> _Provided material_:
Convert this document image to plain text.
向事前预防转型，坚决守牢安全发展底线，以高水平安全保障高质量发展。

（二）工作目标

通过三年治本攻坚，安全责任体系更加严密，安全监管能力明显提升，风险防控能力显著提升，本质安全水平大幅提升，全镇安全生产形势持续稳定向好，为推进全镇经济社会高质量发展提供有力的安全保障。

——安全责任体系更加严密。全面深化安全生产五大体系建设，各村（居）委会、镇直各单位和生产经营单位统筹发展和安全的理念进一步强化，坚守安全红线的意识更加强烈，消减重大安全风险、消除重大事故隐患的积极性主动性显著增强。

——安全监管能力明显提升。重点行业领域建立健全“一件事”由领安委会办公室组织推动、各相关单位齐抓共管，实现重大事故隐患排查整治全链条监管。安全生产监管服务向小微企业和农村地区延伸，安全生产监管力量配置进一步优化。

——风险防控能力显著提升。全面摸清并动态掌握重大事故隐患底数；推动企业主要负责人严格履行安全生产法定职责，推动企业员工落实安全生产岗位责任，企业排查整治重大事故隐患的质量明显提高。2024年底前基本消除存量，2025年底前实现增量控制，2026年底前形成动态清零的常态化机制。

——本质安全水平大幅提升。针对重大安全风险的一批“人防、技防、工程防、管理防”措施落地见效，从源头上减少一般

> _Written exercise_: The lines above should be duplicated exactly.

> _Result of this exercise_:
Convert this document image to plain text.
向事前预防转型，坚决守牢安全发展底线，以高水平安全保障高质量发展。

（二）工作目标

通过三年治本攻坚，安全责任体系更加严密，安全监管能力明显提升，风险防控能力显著提升，本质安全水平大幅提升，全镇安全生产形势持续稳定向好，为推进全镇经济社会高质量发展提供有力的安全保障。

——安全责任体系更加严密。全面深化安全生产五大体系建设，各村（居）委会、镇直各单位和生产经营单位统筹发展和安全的理念进一步强化，坚守安全红线的意识更加强烈，消减重大安全风险、消除重大事故隐患的积极性主动性显著增强。

——安全监管能力明显提升。重点行业领域建立健全“一件事”由领安委会办公室组织推动、各相关单位齐抓共管，实现重大事故隐患排查整治全链条监管。安全生产监管服务向小微企业和农村地区延伸，安全生产监管力量配置进一步优化。

——风险防控能力显著提升。全面摸清并动态掌握重大事故隐患底数；推动企业主要负责人严格履行安全生产法定职责，推动企业员工落实安全生产岗位责任，企业排查整治重大事故隐患的质量明显提高。2024年底前基本消除存量，2025年底前实现增量控制，2026年底前形成动态清零的常态化机制。

——本质安全水平大幅提升。针对重大安全风险的一批“人防、技防、工程防、管理防”措施落地见效，从源头上减少一般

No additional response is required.